**Exercise instructions**
The listing must be reproduced in full, exactly as it stands.

**The data**
-*-
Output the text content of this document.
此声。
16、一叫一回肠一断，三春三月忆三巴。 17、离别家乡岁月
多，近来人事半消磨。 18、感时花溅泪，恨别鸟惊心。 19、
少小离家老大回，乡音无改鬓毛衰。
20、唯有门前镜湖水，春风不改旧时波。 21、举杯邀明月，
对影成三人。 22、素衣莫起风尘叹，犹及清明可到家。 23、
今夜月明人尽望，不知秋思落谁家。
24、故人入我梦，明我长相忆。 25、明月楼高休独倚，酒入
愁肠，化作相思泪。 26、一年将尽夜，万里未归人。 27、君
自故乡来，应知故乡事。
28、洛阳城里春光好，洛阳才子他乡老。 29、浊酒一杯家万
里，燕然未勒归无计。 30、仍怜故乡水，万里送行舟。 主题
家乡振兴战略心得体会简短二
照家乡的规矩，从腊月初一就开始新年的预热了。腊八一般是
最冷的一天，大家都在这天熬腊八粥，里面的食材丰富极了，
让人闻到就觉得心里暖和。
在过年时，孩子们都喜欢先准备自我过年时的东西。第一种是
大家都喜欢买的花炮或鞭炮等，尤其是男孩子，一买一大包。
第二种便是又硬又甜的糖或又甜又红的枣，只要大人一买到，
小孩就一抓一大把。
-*-
**Correct output**
Output the text content of this document.
此声。
16、一叫一回肠一断，三春三月忆三巴。 17、离别家乡岁月
多，近来人事半消磨。 18、感时花溅泪，恨别鸟惊心。 19、
少小离家老大回，乡音无改鬓毛衰。
20、唯有门前镜湖水，春风不改旧时波。 21、举杯邀明月，
对影成三人。 22、素衣莫起风尘叹，犹及清明可到家。 23、
今夜月明人尽望，不知秋思落谁家。
24、故人入我梦，明我长相忆。 25、明月楼高休独倚，酒入
愁肠，化作相思泪。 26、一年将尽夜，万里未归人。 27、君
自故乡来，应知故乡事。
28、洛阳城里春光好，洛阳才子他乡老。 29、浊酒一杯家万
里，燕然未勒归无计。 30、仍怜故乡水，万里送行舟。 主题
家乡振兴战略心得体会简短二
照家乡的规矩，从腊月初一就开始新年的预热了。腊八一般是
最冷的一天，大家都在这天熬腊八粥，里面的食材丰富极了，
让人闻到就觉得心里暖和。
在过年时，孩子们都喜欢先准备自我过年时的东西。第一种是
大家都喜欢买的花炮或鞭炮等，尤其是男孩子，一买一大包。
第二种便是又硬又甜的糖或又甜又红的枣，只要大人一买到，
小孩就一抓一大把。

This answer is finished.